═════ DATASET RECORDS
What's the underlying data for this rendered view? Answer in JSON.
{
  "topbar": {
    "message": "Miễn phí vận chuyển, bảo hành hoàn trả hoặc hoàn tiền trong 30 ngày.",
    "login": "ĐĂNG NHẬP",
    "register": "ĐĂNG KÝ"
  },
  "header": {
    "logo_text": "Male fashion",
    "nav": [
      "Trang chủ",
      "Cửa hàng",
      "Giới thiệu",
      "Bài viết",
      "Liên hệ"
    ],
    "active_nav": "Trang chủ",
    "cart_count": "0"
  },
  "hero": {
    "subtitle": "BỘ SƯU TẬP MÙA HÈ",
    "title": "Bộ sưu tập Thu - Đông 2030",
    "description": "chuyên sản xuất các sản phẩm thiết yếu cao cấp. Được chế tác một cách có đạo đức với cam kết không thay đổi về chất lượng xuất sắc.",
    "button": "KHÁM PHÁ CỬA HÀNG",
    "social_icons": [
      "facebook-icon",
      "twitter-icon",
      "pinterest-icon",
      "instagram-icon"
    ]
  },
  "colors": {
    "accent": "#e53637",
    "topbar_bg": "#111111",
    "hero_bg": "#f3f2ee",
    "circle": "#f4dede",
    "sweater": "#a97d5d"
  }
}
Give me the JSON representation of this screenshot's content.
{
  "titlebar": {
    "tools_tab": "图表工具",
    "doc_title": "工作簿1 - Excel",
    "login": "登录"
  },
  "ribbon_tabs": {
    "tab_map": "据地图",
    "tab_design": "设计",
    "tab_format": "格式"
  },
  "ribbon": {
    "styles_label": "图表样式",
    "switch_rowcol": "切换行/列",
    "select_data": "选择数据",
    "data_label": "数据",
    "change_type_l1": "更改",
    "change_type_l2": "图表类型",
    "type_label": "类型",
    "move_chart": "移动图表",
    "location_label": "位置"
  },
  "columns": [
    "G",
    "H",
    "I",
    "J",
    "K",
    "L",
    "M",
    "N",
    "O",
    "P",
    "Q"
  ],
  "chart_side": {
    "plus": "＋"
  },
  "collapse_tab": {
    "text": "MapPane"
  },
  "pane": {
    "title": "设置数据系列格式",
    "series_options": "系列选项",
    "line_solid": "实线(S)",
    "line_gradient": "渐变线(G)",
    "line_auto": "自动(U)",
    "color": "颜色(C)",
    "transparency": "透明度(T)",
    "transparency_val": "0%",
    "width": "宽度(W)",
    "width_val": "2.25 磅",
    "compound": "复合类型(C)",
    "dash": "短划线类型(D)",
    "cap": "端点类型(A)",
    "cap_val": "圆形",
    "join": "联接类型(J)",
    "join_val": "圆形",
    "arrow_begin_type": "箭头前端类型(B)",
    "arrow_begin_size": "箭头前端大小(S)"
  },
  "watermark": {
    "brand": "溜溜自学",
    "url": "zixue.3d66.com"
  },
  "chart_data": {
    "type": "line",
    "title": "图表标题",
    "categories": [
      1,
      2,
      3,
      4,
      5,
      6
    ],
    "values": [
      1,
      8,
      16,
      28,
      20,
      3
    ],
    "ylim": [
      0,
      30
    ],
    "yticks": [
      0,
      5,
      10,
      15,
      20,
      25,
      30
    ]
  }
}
══════════
#### REQUIREMENTS
Quote every line of the data, word for word.

#### WRITTEN SOLUTION
What's the underlying data for this rendered view? Answer in JSON.
{
  "topbar": {
    "message": "Miễn phí vận chuyển, bảo hành hoàn trả hoặc hoàn tiền trong 30 ngày.",
    "login": "ĐĂNG NHẬP",
    "register": "ĐĂNG KÝ"
  },
  "header": {
    "logo_text": "Male fashion",
    "nav": [
      "Trang chủ",
      "Cửa hàng",
      "Giới thiệu",
      "Bài viết",
      "Liên hệ"
    ],
    "active_nav": "Trang chủ",
    "cart_count": "0"
  },
  "hero": {
    "subtitle": "BỘ SƯU TẬP MÙA HÈ",
    "title": "Bộ sưu tập Thu - Đông 2030",
    "description": "chuyên sản xuất các sản phẩm thiết yếu cao cấp. Được chế tác một cách có đạo đức với cam kết không thay đổi về chất lượng xuất sắc.",
    "button": "KHÁM PHÁ CỬA HÀNG",
    "social_icons": [
      "facebook-icon",
      "twitter-icon",
      "pinterest-icon",
      "instagram-icon"
    ]
  },
  "colors": {
    "accent": "#e53637",
    "topbar_bg": "#111111",
    "hero_bg": "#f3f2ee",
    "circle": "#f4dede",
    "sweater": "#a97d5d"
  }
}
Give me the JSON representation of this screenshot's content.
{
  "titlebar": {
    "tools_tab": "图表工具",
    "doc_title": "工作簿1 - Excel",
    "login": "登录"
  },
  "ribbon_tabs": {
    "tab_map": "据地图",
    "tab_design": "设计",
    "tab_format": "格式"
  },
  "ribbon": {
    "styles_label": "图表样式",
    "switch_rowcol": "切换行/列",
    "select_data": "选择数据",
    "data_label": "数据",
    "change_type_l1": "更改",
    "change_type_l2": "图表类型",
    "type_label": "类型",
    "move_chart": "移动图表",
    "location_label": "位置"
  },
  "columns": [
    "G",
    "H",
    "I",
    "J",
    "K",
    "L",
    "M",
    "N",
    "O",
    "P",
    "Q"
  ],
  "chart_side": {
    "plus": "＋"
  },
  "collapse_tab": {
    "text": "MapPane"
  },
  "pane": {
    "title": "设置数据系列格式",
    "series_options": "系列选项",
    "line_solid": "实线(S)",
    "line_gradient": "渐变线(G)",
    "line_auto": "自动(U)",
    "color": "颜色(C)",
    "transparency": "透明度(T)",
    "transparency_val": "0%",
    "width": "宽度(W)",
    "width_val": "2.25 磅",
    "compound": "复合类型(C)",
    "dash": "短划线类型(D)",
    "cap": "端点类型(A)",
    "cap_val": "圆形",
    "join": "联接类型(J)",
    "join_val": "圆形",
    "arrow_begin_type": "箭头前端类型(B)",
    "arrow_begin_size": "箭头前端大小(S)"
  },
  "watermark": {
    "brand": "溜溜自学",
    "url": "zixue.3d66.com"
  },
  "chart_data": {
    "type": "line",
    "title": "图表标题",
    "categories": [
      1,
      2,
      3,
      4,
      5,
      6
    ],
    "values": [
      1,
      8,
      16,
      28,
      20,
      3
    ],
    "ylim": [
      0,
      30
    ],
    "yticks": [
      0,
      5,
      10,
      15,
      20,
      25,
      30
    ]
  }
}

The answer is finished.